STATED PROBLEM
From the listing below, pull out all lines with "नवलप" in them.

EXTRACTED ENTRIES
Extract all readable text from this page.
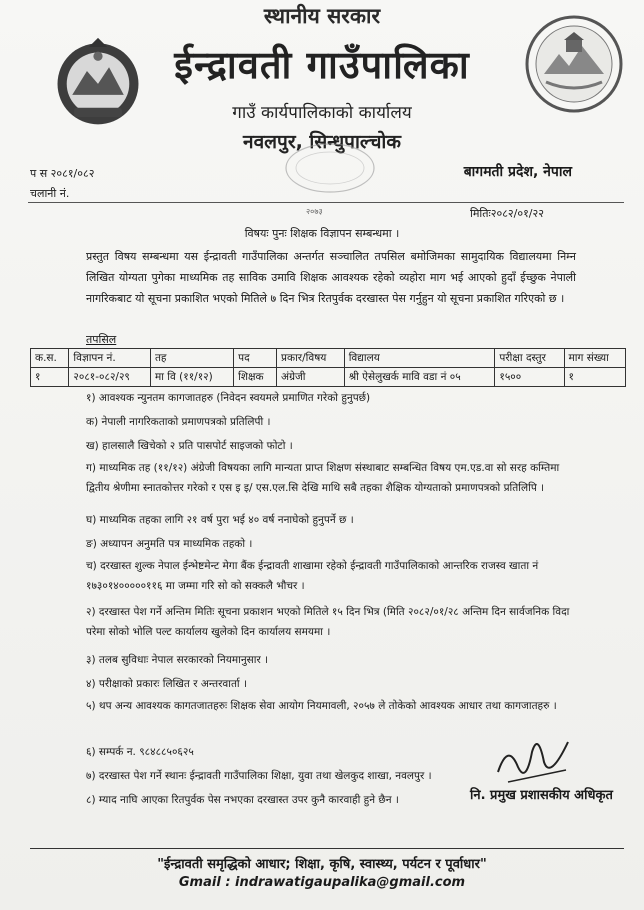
स्थानीय सरकार
ईन्द्रावती गाउँपालिका
गाउँ कार्यपालिकाको कार्यालय
नवलपुर, सिन्धुपाल्चोक
प स २०८१/०८२
चलानी नं.
बागमती प्रदेश, नेपाल
२०७३	मितिः२०८२/०१/२२
विषयः पुनः शिक्षक विज्ञापन सम्बन्धमा ।
प्रस्तुत विषय सम्बन्धमा यस ईन्द्रावती गाउँपालिका अन्तर्गत सञ्चालित तपसिल बमोजिमका सामुदायिक विद्यालयमा निम्न लिखित योग्यता पुगेका माध्यमिक तह साविक उमावि शिक्षक आवश्यक रहेको व्यहोरा माग भई आएको हुदाँ ईच्छुक नेपाली नागरिकबाट यो सूचना प्रकाशित भएको मितिले ७ दिन भित्र रितपुर्वक दरखास्त पेस गर्नुहुन यो सूचना प्रकाशित गरिएको छ ।
तपसिल
क.स.	विज्ञापन नं.	तह	पद	प्रकार/विषय	विद्यालय	परीक्षा दस्तुर	माग संख्या
१	२०८१-०८२/२९	मा वि (११/१२)	शिक्षक	अंग्रेजी	श्री ऐसेलुखर्क मावि वडा नं ०५	१५००	१
१) आवश्यक न्युनतम कागजातहरु (निवेदन स्वयमले प्रमाणित गरेको हुनुपर्छ)
क) नेपाली नागरिकताको प्रमाणपत्रको प्रतिलिपी ।
ख) हालसालै खिचेको २ प्रति पासपोर्ट साइजको फोटो ।
ग) माध्यमिक तह (११/१२) अंग्रेजी विषयका लागि मान्यता प्राप्त शिक्षण संस्थाबाट सम्बन्धित विषय एम.एड.वा सो सरह कम्तिमा द्वितीय श्रेणीमा स्नातकोत्तर गरेको र एस इ इ/ एस.एल.सि देखि माथि सबै तहका शैक्षिक योग्यताको प्रमाणपत्रको प्रतिलिपि ।
घ) माध्यमिक तहका लागि २१ वर्ष पुरा भई ४० वर्ष ननाघेको हुनुपर्ने छ ।
ङ) अध्यापन अनुमति पत्र माध्यमिक तहको ।
च) दरखास्त शुल्क नेपाल ईन्भेष्टमेन्ट मेगा बैंक ईन्द्रावती शाखामा रहेको ईन्द्रावती गाउँपालिकाको आन्तरिक राजस्व खाता नं १७३०१४०००००११६ मा जम्मा गरि सो को सक्कलै भौचर ।
२) दरखास्त पेश गर्ने अन्तिम मितिः सूचना प्रकाशन भएको मितिले १५ दिन भित्र (मिति २०८२/०१/२८ अन्तिम दिन सार्वजनिक विदा परेमा सोको भोलि पल्ट कार्यालय खुलेको दिन कार्यालय समयमा ।
३) तलब सुविधाः नेपाल सरकारको नियमानुसार ।
४) परीक्षाको प्रकारः लिखित र अन्तरवार्ता ।
५) थप अन्य आवश्यक कागतजातहरुः शिक्षक सेवा आयोग नियमावली, २०५७ ले तोकेको आवश्यक आधार तथा कागजातहरु ।
६) सम्पर्क न. ९८४८८५०६२५
७) दरखास्त पेश गर्ने स्थानः ईन्द्रावती गाउँपालिका शिक्षा, युवा तथा खेलकुद शाखा, नवलपुर ।
८) म्याद नाघि आएका रितपुर्वक पेस नभएका दरखास्त उपर कुनै कारवाही हुने छैन ।	नि. प्रमुख प्रशासकीय अधिकृत
"ईन्द्रावती समृद्धिको आधार; शिक्षा, कृषि, स्वास्थ्य, पर्यटन र पूर्वाधार"
Gmail : indrawatigaupalika@gmail.com
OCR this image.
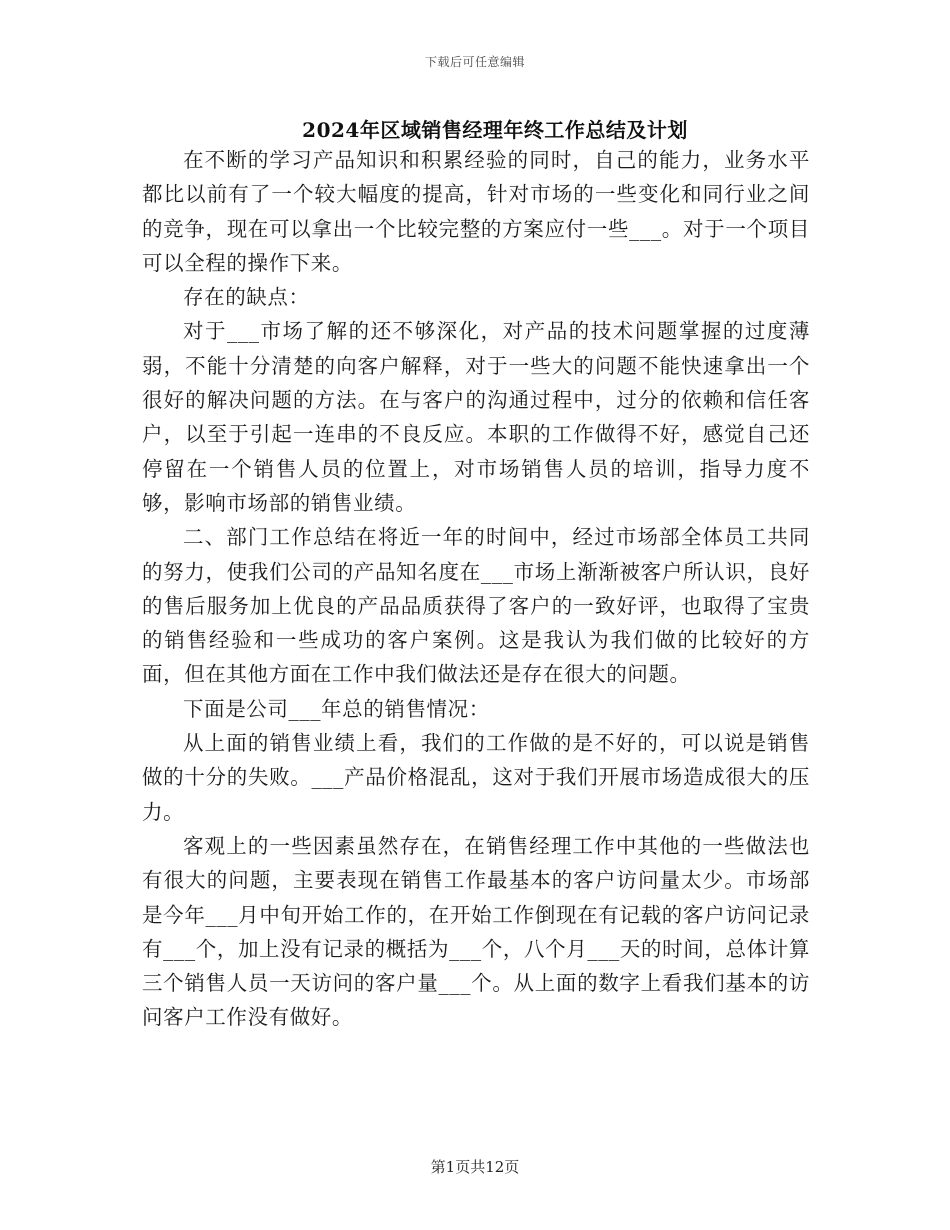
下载后可任意编辑
2024年区域销售经理年终工作总结及计划

在不断的学习产品知识和积累经验的同时，自己的能力，业务水平都比以前有了一个较大幅度的提高，针对市场的一些变化和同行业之间的竞争，现在可以拿出一个比较完整的方案应付一些___。对于一个项目可以全程的操作下来。

存在的缺点：

对于___市场了解的还不够深化，对产品的技术问题掌握的过度薄弱，不能十分清楚的向客户解释，对于一些大的问题不能快速拿出一个很好的解决问题的方法。在与客户的沟通过程中，过分的依赖和信任客户，以至于引起一连串的不良反应。本职的工作做得不好，感觉自己还停留在一个销售人员的位置上，对市场销售人员的培训，指导力度不够，影响市场部的销售业绩。

二、部门工作总结在将近一年的时间中，经过市场部全体员工共同的努力，使我们公司的产品知名度在___市场上渐渐被客户所认识，良好的售后服务加上优良的产品品质获得了客户的一致好评，也取得了宝贵的销售经验和一些成功的客户案例。这是我认为我们做的比较好的方面，但在其他方面在工作中我们做法还是存在很大的问题。

下面是公司___年总的销售情况：

从上面的销售业绩上看，我们的工作做的是不好的，可以说是销售做的十分的失败。___产品价格混乱，这对于我们开展市场造成很大的压力。

客观上的一些因素虽然存在，在销售经理工作中其他的一些做法也有很大的问题，主要表现在销售工作最基本的客户访问量太少。市场部是今年___月中旬开始工作的，在开始工作倒现在有记载的客户访问记录有___个，加上没有记录的概括为___个，八个月___天的时间，总体计算三个销售人员一天访问的客户量___个。从上面的数字上看我们基本的访问客户工作没有做好。

第1页共12页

ANSWER IN FULL
नवलपुर, सिन्धुपाल्चोक
७) दरखास्त पेश गर्ने स्थानः ईन्द्रावती गाउँपालिका शिक्षा, युवा तथा खेलकुद शाखा, नवलपुर ।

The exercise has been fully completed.